## [AIM]
Every line holding the string "process" should be gathered.

[begin RECORDS SUPPLIED]

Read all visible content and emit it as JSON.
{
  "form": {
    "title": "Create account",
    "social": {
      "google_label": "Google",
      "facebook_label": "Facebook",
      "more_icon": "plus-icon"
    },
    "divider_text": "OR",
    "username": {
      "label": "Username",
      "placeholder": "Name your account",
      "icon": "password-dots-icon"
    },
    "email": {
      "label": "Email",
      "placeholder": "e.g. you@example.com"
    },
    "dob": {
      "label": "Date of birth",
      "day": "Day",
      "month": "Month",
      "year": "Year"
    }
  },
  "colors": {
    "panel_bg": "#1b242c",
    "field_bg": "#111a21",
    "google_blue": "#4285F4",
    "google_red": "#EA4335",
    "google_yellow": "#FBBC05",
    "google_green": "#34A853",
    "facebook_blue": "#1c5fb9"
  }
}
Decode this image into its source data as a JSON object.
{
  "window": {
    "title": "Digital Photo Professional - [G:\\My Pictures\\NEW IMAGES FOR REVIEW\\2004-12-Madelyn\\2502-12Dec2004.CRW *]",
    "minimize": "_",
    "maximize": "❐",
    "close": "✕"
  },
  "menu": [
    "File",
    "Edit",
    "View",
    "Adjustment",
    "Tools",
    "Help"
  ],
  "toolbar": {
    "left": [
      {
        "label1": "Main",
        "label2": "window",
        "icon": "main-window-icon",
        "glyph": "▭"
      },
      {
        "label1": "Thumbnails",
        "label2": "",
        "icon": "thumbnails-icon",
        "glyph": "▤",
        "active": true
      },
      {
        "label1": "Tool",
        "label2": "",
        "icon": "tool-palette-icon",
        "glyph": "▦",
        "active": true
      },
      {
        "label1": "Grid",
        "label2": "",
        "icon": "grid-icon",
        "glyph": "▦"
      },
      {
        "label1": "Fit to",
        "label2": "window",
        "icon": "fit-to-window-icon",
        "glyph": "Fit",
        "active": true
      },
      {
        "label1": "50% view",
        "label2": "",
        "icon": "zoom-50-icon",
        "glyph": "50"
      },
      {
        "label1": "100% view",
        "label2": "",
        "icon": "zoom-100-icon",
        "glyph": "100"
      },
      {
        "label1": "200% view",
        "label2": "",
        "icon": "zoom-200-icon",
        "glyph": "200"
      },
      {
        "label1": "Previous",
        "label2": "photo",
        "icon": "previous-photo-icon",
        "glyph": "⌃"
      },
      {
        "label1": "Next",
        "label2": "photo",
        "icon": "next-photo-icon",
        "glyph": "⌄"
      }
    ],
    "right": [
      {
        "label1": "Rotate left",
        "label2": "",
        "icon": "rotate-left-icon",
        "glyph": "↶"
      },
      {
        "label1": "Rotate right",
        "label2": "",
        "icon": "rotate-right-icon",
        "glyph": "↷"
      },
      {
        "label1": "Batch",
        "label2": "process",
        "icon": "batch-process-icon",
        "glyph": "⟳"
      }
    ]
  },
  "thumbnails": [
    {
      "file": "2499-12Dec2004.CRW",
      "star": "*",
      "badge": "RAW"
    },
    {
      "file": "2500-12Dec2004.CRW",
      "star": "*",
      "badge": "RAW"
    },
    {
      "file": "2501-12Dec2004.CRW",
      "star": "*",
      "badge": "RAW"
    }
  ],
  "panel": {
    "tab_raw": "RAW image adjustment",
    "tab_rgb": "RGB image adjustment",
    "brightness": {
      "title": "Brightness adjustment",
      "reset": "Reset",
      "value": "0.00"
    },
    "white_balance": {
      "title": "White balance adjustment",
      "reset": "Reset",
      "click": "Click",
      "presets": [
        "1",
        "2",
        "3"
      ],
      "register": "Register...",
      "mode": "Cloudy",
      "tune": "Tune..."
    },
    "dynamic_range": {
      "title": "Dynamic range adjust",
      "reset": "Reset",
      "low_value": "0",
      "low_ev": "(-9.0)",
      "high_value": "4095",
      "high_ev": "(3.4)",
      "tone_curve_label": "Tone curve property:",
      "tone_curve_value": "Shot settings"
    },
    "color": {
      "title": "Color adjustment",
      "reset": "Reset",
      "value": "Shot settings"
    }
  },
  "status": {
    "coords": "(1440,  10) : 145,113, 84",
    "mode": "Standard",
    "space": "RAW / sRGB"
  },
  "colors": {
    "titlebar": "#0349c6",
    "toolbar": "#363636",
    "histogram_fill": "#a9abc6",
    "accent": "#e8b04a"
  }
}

[end RECORDS SUPPLIED]

## [FINISHED TASK]
        "label2": "process",
        "icon": "batch-process-icon",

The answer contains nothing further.